-- Challenge --
Here are some records; quote them exactly, leaving out the pictures.

___ Input records ___

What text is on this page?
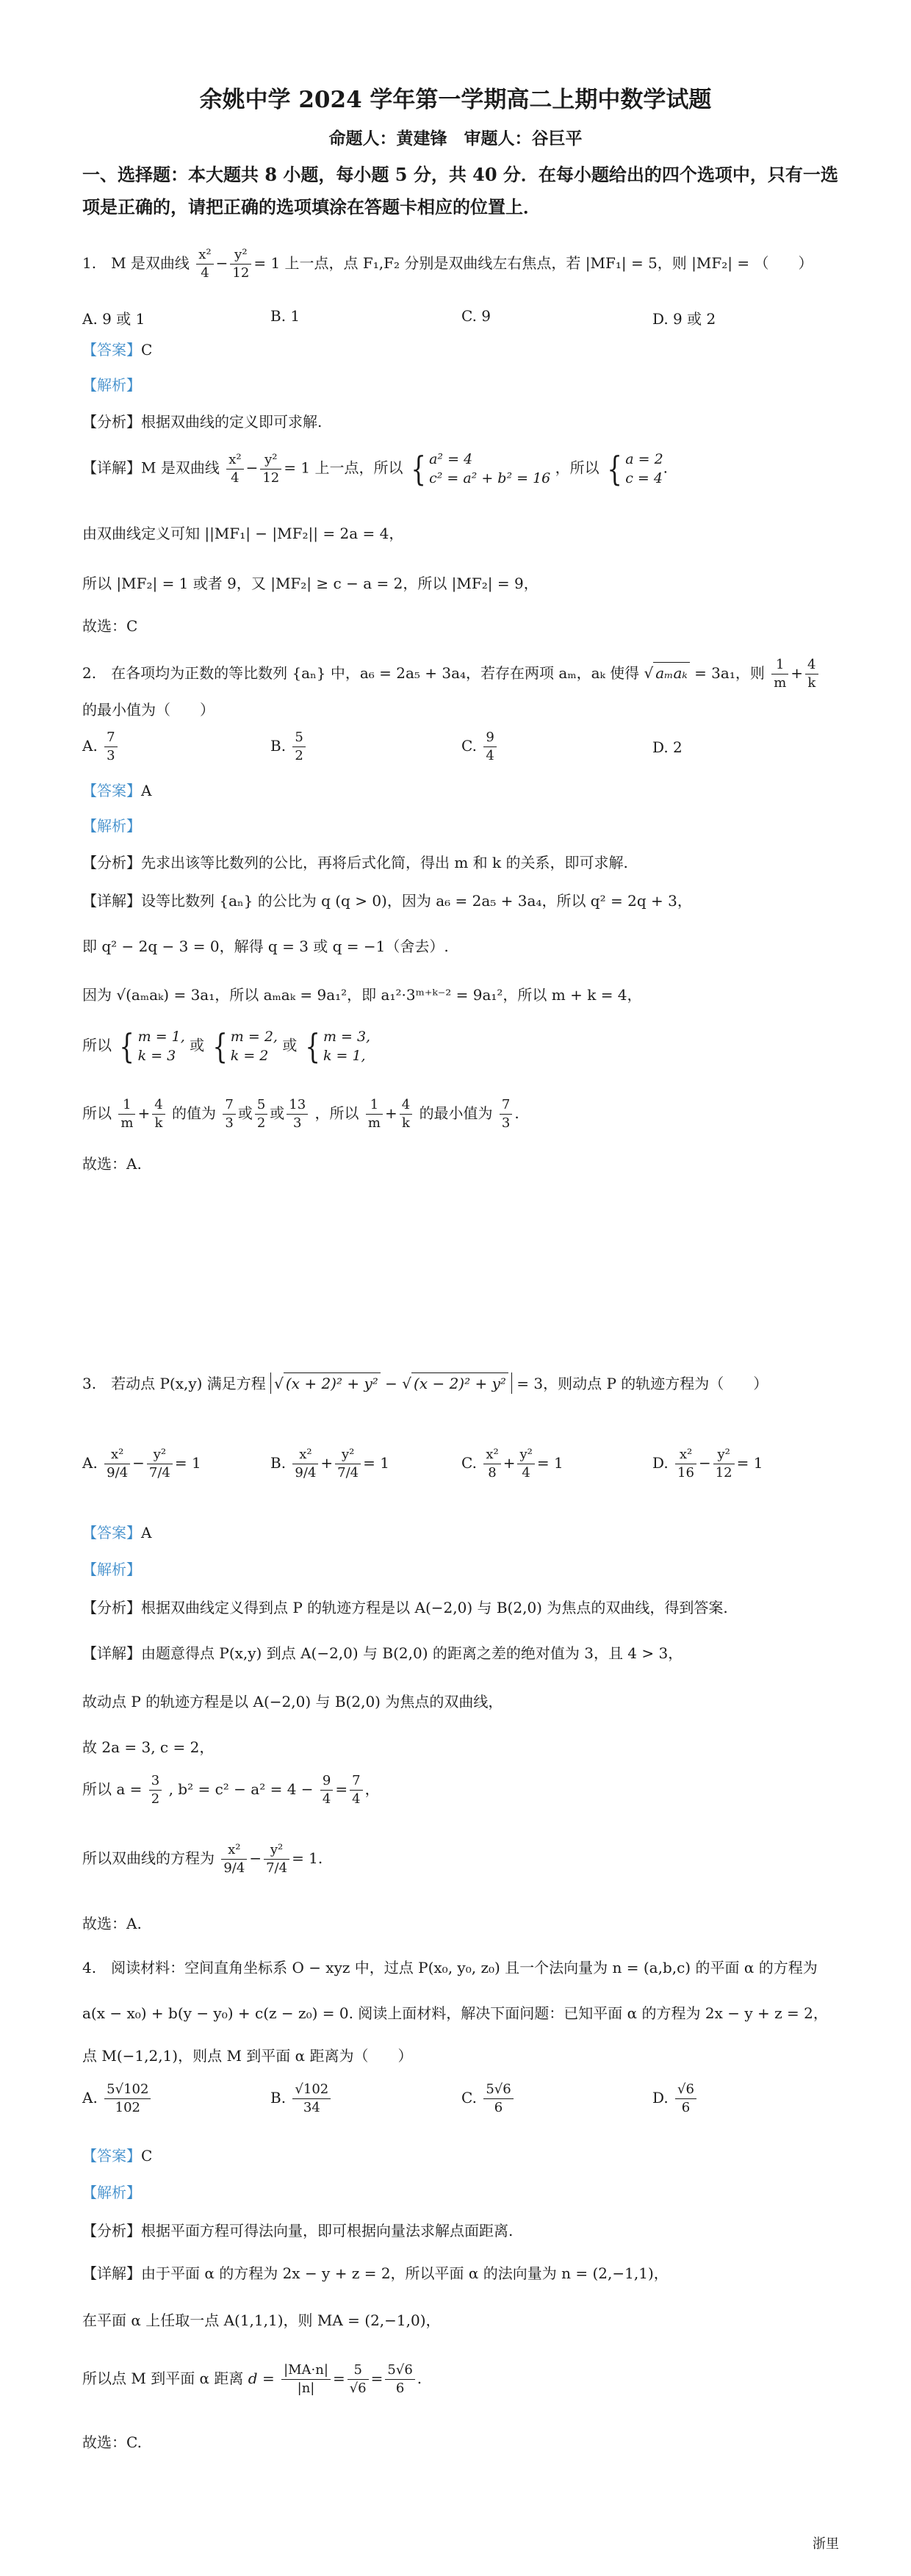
余姚中学 2024 学年第一学期高二上期中数学试题
命题人：黄建锋　审题人：谷巨平
一、选择题：本大题共 8 小题，每小题 5 分，共 40 分．在每小题给出的四个选项中，只有一选
项是正确的，请把正确的选项填涂在答题卡相应的位置上．
1.　M 是双曲线 $\frac{\text{x²}}{4} - \frac{\text{y²}}{12} = 1$ 上一点，点 F₁,F₂ 分别是双曲线左右焦点，若 |MF₁| = 5，则 |MF₂| = （　　）
A. 9 或 1	B. 1	C. 9	D. 9 或 2
【答案】C
【解析】
【分析】根据双曲线的定义即可求解.
【详解】M 是双曲线 $\frac{\text{x²}}{4} - \frac{\text{y²}}{12} = 1$ 上一点，所以 { a² = 4
c² = a² + b² = 16 ，所以 { a = 2
c = 4.
由双曲线定义可知 ||MF₁| − |MF₂|| = 2a = 4，
所以 |MF₂| = 1 或者 9，又 |MF₂| ≥ c − a = 2，所以 |MF₂| = 9，
故选：C
2.　在各项均为正数的等比数列 {aₙ} 中，a₆ = 2a₅ + 3a₄，若存在两项 aₘ，aₖ 使得 √ aₘaₖ = 3a₁，则 $\frac{1}{m} + \frac{4}{k}$
的最小值为（　　）
A. $\frac{7}{3}$	B. $\frac{5}{2}$	C. $\frac{9}{4}$	D. 2
【答案】A
【解析】
【分析】先求出该等比数列的公比，再将后式化简，得出 m 和 k 的关系，即可求解.
【详解】设等比数列 {aₙ} 的公比为 q (q > 0)，因为 a₆ = 2a₅ + 3a₄，所以 q² = 2q + 3，
即 q² − 2q − 3 = 0，解得 q = 3 或 q = −1（舍去）.
因为 √(aₘaₖ) = 3a₁，所以 aₘaₖ = 9a₁²，即 a₁²·3ᵐ⁺ᵏ⁻² = 9a₁²，所以 m + k = 4，
所以 { m = 1,
k = 3 或 { m = 2,
k = 2 或 { m = 3,
k = 1,
所以 $\frac{1}{m} + \frac{4}{k}$ 的值为 $\frac{7}{3}$ 或 $\frac{5}{2}$ 或 $\frac{13}{3}$ ，所以 $\frac{1}{m} + \frac{4}{k}$ 的最小值为 $\frac{7}{3}$ .
故选：A.
3.　若动点 P(x,y) 满足方程 √ (x + 2)² + y² − √ (x − 2)² + y² = 3，则动点 P 的轨迹方程为（　　）
A. $\frac{\text{x²}}{9/4} - \frac{\text{y²}}{7/4} = 1$	B. $\frac{\text{x²}}{9/4} + \frac{\text{y²}}{7/4} = 1$	C. $\frac{\text{x²}}{8} + \frac{\text{y²}}{4} = 1$	D. $\frac{\text{x²}}{16} - \frac{\text{y²}}{12} = 1$
【答案】A
【解析】
【分析】根据双曲线定义得到点 P 的轨迹方程是以 A(−2,0) 与 B(2,0) 为焦点的双曲线，得到答案.
【详解】由题意得点 P(x,y) 到点 A(−2,0) 与 B(2,0) 的距离之差的绝对值为 3，且 4 > 3，
故动点 P 的轨迹方程是以 A(−2,0) 与 B(2,0) 为焦点的双曲线，
故 2a = 3, c = 2，
所以 $a = \frac{3}{2}$ , $b^2 = c^2 - a^2 = 4 - \frac{9}{4} = \frac{7}{4}$ ，
所以双曲线的方程为 $\frac{\text{x²}}{9/4} - \frac{\text{y²}}{7/4} = 1$.
故选：A.
4.　阅读材料：空间直角坐标系 O − xyz 中，过点 P(x₀, y₀, z₀) 且一个法向量为 n = (a,b,c) 的平面 α 的方程为
a(x − x₀) + b(y − y₀) + c(z − z₀) = 0. 阅读上面材料，解决下面问题：已知平面 α 的方程为 2x − y + z = 2，
点 M(−1,2,1)，则点 M 到平面 α 距离为（　　）
A. $\frac{5√102}{102}$	B. $\frac{√102}{34}$	C. $\frac{5√6}{6}$	D. $\frac{√6}{6}$
【答案】C
【解析】
【分析】根据平面方程可得法向量，即可根据向量法求解点面距离.
【详解】由于平面 α 的方程为 2x − y + z = 2，所以平面 α 的法向量为 n = (2,−1,1)，
在平面 α 上任取一点 A(1,1,1)，则 MA = (2,−1,0)，
所以点 M 到平面 α 距离 $d = \frac{|MA\cdot n|}{|n|} = \frac{5}{√6} = \frac{5√6}{6}$ .
故选：C.
浙里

___

-- The reply --
What text is on this page?
余姚中学 2024 学年第一学期高二上期中数学试题
命题人：黄建锋　审题人：谷巨平
一、选择题：本大题共 8 小题，每小题 5 分，共 40 分．在每小题给出的四个选项中，只有一选
项是正确的，请把正确的选项填涂在答题卡相应的位置上．
1.　M 是双曲线 $\frac{\text{x²}}{4} - \frac{\text{y²}}{12} = 1$ 上一点，点 F₁,F₂ 分别是双曲线左右焦点，若 |MF₁| = 5，则 |MF₂| = （　　）
A. 9 或 1	B. 1	C. 9	D. 9 或 2
【答案】C
【解析】
【分析】根据双曲线的定义即可求解.
【详解】M 是双曲线 $\frac{\text{x²}}{4} - \frac{\text{y²}}{12} = 1$ 上一点，所以 { a² = 4
c² = a² + b² = 16 ，所以 { a = 2
c = 4.
由双曲线定义可知 ||MF₁| − |MF₂|| = 2a = 4，
所以 |MF₂| = 1 或者 9，又 |MF₂| ≥ c − a = 2，所以 |MF₂| = 9，
故选：C
2.　在各项均为正数的等比数列 {aₙ} 中，a₆ = 2a₅ + 3a₄，若存在两项 aₘ，aₖ 使得 √ aₘaₖ = 3a₁，则 $\frac{1}{m} + \frac{4}{k}$
的最小值为（　　）
A. $\frac{7}{3}$	B. $\frac{5}{2}$	C. $\frac{9}{4}$	D. 2
【答案】A
【解析】
【分析】先求出该等比数列的公比，再将后式化简，得出 m 和 k 的关系，即可求解.
【详解】设等比数列 {aₙ} 的公比为 q (q > 0)，因为 a₆ = 2a₅ + 3a₄，所以 q² = 2q + 3，
即 q² − 2q − 3 = 0，解得 q = 3 或 q = −1（舍去）.
因为 √(aₘaₖ) = 3a₁，所以 aₘaₖ = 9a₁²，即 a₁²·3ᵐ⁺ᵏ⁻² = 9a₁²，所以 m + k = 4，
所以 { m = 1,
k = 3 或 { m = 2,
k = 2 或 { m = 3,
k = 1,
所以 $\frac{1}{m} + \frac{4}{k}$ 的值为 $\frac{7}{3}$ 或 $\frac{5}{2}$ 或 $\frac{13}{3}$ ，所以 $\frac{1}{m} + \frac{4}{k}$ 的最小值为 $\frac{7}{3}$ .
故选：A.
3.　若动点 P(x,y) 满足方程 √ (x + 2)² + y² − √ (x − 2)² + y² = 3，则动点 P 的轨迹方程为（　　）
A. $\frac{\text{x²}}{9/4} - \frac{\text{y²}}{7/4} = 1$	B. $\frac{\text{x²}}{9/4} + \frac{\text{y²}}{7/4} = 1$	C. $\frac{\text{x²}}{8} + \frac{\text{y²}}{4} = 1$	D. $\frac{\text{x²}}{16} - \frac{\text{y²}}{12} = 1$
【答案】A
【解析】
【分析】根据双曲线定义得到点 P 的轨迹方程是以 A(−2,0) 与 B(2,0) 为焦点的双曲线，得到答案.
【详解】由题意得点 P(x,y) 到点 A(−2,0) 与 B(2,0) 的距离之差的绝对值为 3，且 4 > 3，
故动点 P 的轨迹方程是以 A(−2,0) 与 B(2,0) 为焦点的双曲线，
故 2a = 3, c = 2，
所以 $a = \frac{3}{2}$ , $b^2 = c^2 - a^2 = 4 - \frac{9}{4} = \frac{7}{4}$ ，
所以双曲线的方程为 $\frac{\text{x²}}{9/4} - \frac{\text{y²}}{7/4} = 1$.
故选：A.
4.　阅读材料：空间直角坐标系 O − xyz 中，过点 P(x₀, y₀, z₀) 且一个法向量为 n = (a,b,c) 的平面 α 的方程为
a(x − x₀) + b(y − y₀) + c(z − z₀) = 0. 阅读上面材料，解决下面问题：已知平面 α 的方程为 2x − y + z = 2，
点 M(−1,2,1)，则点 M 到平面 α 距离为（　　）
A. $\frac{5√102}{102}$	B. $\frac{√102}{34}$	C. $\frac{5√6}{6}$	D. $\frac{√6}{6}$
【答案】C
【解析】
【分析】根据平面方程可得法向量，即可根据向量法求解点面距离.
【详解】由于平面 α 的方程为 2x − y + z = 2，所以平面 α 的法向量为 n = (2,−1,1)，
在平面 α 上任取一点 A(1,1,1)，则 MA = (2,−1,0)，
所以点 M 到平面 α 距离 $d = \frac{|MA\cdot n|}{|n|} = \frac{5}{√6} = \frac{5√6}{6}$ .
故选：C.
浙里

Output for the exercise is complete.